R/EGA.estimate.R

Defines functions glasso_wrapper plot.EGA.estimate summary.EGA.estimate print.EGA.estimate EGA.estimate_errors EGA.estimate

Documented in EGA.estimate

#' @title Estimates \code{\link[EGAnet]{EGA}} for Multidimensional Structures
#'
#' @description A basic function to estimate \code{\link[EGAnet]{EGA}} for multidimensional structures.
#' This function does \emph{not} include the unidimensional check and it does not
#' plot the results. This function can be used as a streamlined approach
#' for quick \code{\link[EGAnet]{EGA}} estimation when unidimensionality or visualization
#' is not a priority
#'
#' @param data Matrix or data frame.
#' Should consist only of variables to be used in the analysis
#'
#' @param n Numeric (length = 1).
#' Sample size if \code{data} provided is a correlation matrix
#'
#' @param corr Character (length = 1).
#' Method to compute correlations.
#' Defaults to \code{"auto"}.
_ _ _ _ _
→ **Tasks**
1. Reproduce the rows below verbatim, from the first row through the row containing "q5-img2: H₂O 止水夹 [1017, 498, 1147, 624]".
2. Continue the EGA.estimate documentation from the point where it ends.
_ _ _ _ _
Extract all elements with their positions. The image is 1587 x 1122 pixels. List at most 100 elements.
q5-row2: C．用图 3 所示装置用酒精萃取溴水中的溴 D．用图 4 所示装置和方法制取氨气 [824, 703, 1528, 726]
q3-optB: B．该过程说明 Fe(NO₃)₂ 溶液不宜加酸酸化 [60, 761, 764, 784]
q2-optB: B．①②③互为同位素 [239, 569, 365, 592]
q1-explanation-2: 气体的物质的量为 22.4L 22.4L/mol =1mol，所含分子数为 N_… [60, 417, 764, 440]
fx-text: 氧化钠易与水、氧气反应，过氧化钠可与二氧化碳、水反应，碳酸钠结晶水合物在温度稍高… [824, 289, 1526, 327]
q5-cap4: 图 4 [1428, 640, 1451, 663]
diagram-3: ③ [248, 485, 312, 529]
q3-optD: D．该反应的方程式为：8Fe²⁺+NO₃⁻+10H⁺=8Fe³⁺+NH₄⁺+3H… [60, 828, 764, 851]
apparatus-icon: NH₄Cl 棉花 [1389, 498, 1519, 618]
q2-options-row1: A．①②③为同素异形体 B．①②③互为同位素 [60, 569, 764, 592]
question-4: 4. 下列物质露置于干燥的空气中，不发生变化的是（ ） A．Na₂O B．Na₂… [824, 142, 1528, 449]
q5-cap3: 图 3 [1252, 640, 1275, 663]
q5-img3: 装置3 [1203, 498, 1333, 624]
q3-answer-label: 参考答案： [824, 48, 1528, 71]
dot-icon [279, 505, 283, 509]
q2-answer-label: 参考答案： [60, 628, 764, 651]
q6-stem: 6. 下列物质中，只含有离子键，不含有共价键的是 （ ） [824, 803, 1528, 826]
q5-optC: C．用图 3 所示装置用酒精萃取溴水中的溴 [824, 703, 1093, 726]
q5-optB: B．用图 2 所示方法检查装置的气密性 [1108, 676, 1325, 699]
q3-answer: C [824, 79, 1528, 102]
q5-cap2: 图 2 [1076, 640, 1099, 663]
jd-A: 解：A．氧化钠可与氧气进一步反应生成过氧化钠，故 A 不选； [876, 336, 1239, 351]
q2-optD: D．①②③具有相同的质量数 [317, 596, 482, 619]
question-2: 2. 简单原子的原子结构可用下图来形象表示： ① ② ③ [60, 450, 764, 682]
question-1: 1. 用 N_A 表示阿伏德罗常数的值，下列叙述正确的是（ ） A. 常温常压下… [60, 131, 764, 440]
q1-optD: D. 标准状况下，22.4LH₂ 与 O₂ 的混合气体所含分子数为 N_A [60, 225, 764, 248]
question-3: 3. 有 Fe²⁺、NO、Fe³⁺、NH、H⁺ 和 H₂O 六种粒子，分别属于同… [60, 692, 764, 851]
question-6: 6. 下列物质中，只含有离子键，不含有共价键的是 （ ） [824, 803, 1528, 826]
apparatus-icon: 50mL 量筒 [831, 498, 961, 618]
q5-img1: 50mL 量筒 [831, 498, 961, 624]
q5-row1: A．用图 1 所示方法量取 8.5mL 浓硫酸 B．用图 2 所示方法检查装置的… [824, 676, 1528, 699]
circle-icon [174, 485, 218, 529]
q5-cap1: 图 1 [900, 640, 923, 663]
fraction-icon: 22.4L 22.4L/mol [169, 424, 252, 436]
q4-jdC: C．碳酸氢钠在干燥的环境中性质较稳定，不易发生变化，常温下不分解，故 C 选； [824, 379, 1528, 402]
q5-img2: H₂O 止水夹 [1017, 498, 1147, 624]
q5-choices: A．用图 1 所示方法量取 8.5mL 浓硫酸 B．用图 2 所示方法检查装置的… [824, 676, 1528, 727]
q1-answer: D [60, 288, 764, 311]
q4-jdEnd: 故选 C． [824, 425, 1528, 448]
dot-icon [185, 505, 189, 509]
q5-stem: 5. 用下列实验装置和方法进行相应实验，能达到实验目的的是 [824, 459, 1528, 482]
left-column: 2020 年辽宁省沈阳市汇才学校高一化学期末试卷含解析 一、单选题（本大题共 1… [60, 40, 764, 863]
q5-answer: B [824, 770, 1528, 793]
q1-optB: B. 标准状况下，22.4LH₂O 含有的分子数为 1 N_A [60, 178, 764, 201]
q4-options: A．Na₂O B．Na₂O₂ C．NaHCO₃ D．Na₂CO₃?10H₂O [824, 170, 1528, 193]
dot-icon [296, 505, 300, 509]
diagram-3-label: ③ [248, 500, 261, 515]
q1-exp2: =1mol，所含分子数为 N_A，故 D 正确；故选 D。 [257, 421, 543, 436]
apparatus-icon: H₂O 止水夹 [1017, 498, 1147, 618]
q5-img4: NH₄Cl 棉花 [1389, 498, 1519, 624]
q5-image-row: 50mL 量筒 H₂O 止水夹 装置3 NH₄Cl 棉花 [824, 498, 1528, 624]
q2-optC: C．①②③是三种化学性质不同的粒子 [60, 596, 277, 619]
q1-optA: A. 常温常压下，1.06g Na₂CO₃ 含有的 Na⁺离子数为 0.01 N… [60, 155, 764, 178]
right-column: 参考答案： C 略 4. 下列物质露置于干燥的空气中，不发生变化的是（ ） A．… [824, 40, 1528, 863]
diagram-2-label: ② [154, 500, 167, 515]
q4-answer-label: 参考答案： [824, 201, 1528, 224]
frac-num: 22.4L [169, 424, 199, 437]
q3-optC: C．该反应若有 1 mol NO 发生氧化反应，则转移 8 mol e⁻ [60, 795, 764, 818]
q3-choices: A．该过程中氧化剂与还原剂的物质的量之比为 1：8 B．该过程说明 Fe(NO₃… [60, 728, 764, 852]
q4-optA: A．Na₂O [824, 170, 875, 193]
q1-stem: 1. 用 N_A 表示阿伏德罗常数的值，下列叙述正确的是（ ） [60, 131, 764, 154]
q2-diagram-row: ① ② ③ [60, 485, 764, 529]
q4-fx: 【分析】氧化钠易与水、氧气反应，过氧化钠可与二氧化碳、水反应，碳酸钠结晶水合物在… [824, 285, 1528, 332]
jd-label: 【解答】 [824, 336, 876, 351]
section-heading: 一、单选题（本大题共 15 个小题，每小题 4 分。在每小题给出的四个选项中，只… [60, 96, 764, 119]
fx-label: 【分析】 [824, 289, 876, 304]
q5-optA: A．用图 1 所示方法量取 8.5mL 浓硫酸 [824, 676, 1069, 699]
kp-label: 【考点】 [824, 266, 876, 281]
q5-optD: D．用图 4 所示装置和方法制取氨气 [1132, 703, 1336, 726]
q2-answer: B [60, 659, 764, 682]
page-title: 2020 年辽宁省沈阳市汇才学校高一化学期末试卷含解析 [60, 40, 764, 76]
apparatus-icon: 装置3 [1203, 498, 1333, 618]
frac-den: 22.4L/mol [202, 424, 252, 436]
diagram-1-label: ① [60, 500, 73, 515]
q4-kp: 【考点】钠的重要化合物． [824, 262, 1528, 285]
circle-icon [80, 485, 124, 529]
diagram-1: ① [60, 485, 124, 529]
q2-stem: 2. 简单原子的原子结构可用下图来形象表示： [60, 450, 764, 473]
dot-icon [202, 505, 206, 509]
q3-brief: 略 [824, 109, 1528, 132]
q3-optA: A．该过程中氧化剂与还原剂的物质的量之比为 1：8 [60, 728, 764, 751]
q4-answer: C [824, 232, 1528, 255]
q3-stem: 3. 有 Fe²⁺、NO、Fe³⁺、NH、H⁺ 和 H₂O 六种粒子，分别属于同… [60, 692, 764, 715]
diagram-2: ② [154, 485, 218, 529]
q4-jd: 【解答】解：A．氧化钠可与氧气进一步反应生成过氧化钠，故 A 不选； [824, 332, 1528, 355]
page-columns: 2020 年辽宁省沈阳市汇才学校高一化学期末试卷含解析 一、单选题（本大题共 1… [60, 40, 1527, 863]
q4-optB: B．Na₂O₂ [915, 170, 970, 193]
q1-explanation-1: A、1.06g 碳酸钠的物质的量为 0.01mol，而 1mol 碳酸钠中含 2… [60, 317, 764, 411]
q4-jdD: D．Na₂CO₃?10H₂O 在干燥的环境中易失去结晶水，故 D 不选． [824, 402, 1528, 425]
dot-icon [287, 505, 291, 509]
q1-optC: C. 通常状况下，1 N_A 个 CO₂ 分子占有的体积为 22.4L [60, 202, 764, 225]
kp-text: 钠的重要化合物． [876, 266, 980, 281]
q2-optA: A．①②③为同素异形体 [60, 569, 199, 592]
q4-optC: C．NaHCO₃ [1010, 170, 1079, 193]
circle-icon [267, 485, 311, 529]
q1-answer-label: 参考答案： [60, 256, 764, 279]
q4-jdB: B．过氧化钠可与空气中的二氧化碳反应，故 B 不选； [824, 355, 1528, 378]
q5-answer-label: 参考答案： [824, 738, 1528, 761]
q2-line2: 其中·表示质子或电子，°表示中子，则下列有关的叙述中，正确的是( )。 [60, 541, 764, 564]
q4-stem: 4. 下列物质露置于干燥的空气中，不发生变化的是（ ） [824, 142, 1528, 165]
_ _ _ _ _
→ **Responses in order**
1.
Extract all elements with their positions. The image is 1587 x 1122 pixels. List at most 100 elements.
q5-row2: C．用图 3 所示装置用酒精萃取溴水中的溴 D．用图 4 所示装置和方法制取氨气 [824, 703, 1528, 726]
q3-optB: B．该过程说明 Fe(NO₃)₂ 溶液不宜加酸酸化 [60, 761, 764, 784]
q2-optB: B．①②③互为同位素 [239, 569, 365, 592]
q1-explanation-2: 气体的物质的量为 22.4L 22.4L/mol =1mol，所含分子数为 N_… [60, 417, 764, 440]
fx-text: 氧化钠易与水、氧气反应，过氧化钠可与二氧化碳、水反应，碳酸钠结晶水合物在温度稍高… [824, 289, 1526, 327]
q5-cap4: 图 4 [1428, 640, 1451, 663]
diagram-3: ③ [248, 485, 312, 529]
q3-optD: D．该反应的方程式为：8Fe²⁺+NO₃⁻+10H⁺=8Fe³⁺+NH₄⁺+3H… [60, 828, 764, 851]
apparatus-icon: NH₄Cl 棉花 [1389, 498, 1519, 618]
q2-options-row1: A．①②③为同素异形体 B．①②③互为同位素 [60, 569, 764, 592]
question-4: 4. 下列物质露置于干燥的空气中，不发生变化的是（ ） A．Na₂O B．Na₂… [824, 142, 1528, 449]
q5-cap3: 图 3 [1252, 640, 1275, 663]
q5-img3: 装置3 [1203, 498, 1333, 624]
q3-answer-label: 参考答案： [824, 48, 1528, 71]
dot-icon [279, 505, 283, 509]
q2-answer-label: 参考答案： [60, 628, 764, 651]
q6-stem: 6. 下列物质中，只含有离子键，不含有共价键的是 （ ） [824, 803, 1528, 826]
q5-optC: C．用图 3 所示装置用酒精萃取溴水中的溴 [824, 703, 1093, 726]
q5-optB: B．用图 2 所示方法检查装置的气密性 [1108, 676, 1325, 699]
q3-answer: C [824, 79, 1528, 102]
q5-cap2: 图 2 [1076, 640, 1099, 663]
jd-A: 解：A．氧化钠可与氧气进一步反应生成过氧化钠，故 A 不选； [876, 336, 1239, 351]
q2-optD: D．①②③具有相同的质量数 [317, 596, 482, 619]
question-2: 2. 简单原子的原子结构可用下图来形象表示： ① ② ③ [60, 450, 764, 682]
question-1: 1. 用 N_A 表示阿伏德罗常数的值，下列叙述正确的是（ ） A. 常温常压下… [60, 131, 764, 440]
q1-optD: D. 标准状况下，22.4LH₂ 与 O₂ 的混合气体所含分子数为 N_A [60, 225, 764, 248]
question-3: 3. 有 Fe²⁺、NO、Fe³⁺、NH、H⁺ 和 H₂O 六种粒子，分别属于同… [60, 692, 764, 851]
question-6: 6. 下列物质中，只含有离子键，不含有共价键的是 （ ） [824, 803, 1528, 826]
apparatus-icon: 50mL 量筒 [831, 498, 961, 618]
q5-img1: 50mL 量筒 [831, 498, 961, 624]
q5-row1: A．用图 1 所示方法量取 8.5mL 浓硫酸 B．用图 2 所示方法检查装置的… [824, 676, 1528, 699]
circle-icon [174, 485, 218, 529]
q5-cap1: 图 1 [900, 640, 923, 663]
fraction-icon: 22.4L 22.4L/mol [169, 424, 252, 436]
q4-jdC: C．碳酸氢钠在干燥的环境中性质较稳定，不易发生变化，常温下不分解，故 C 选； [824, 379, 1528, 402]
q5-img2: H₂O 止水夹 [1017, 498, 1147, 624]

2.
#' Available options:
#'
#' \itemize{
#'
#' \item \code{"auto"} --- Automatically computes appropriate correlations for
#' the data using Pearson's for continuous, polychoric for ordinal,
#' tetrachoric for binary, and polyserial/biserial for ordinal/binary with
#' continuous. To change the number of categories that are considered
#' ordinal, use \code{ordinal.categories}
#' (see \code{\link[EGAnet]{polychoric.matrix}} for more details)
#'
#' \item \code{"cor_auto"} --- Uses \code{\link[qgraph]{cor_auto}} to compute correlations.
#' Arguments can be passed along to the function
#'
#' \item \code{"cosine"} --- Uses \code{\link[EGAnet]{cosine}} to compute cosine similarity
#'
#' \item \code{"pearson"} --- Pearson's correlation is computed for all
#' variables regardless of categories
#'
#' \item \code{"spearman"} --- Spearman's rank-order correlation is computed
#' for all variables regardless of categories
#'
#' }
#'
#' For other similarity measures, compute them first and input them
#' into \code{data} with the sample size (\code{n})
#'
#' @param na.data Character (length = 1).
#' How should missing data be handled?
#' Defaults to \code{"pairwise"}.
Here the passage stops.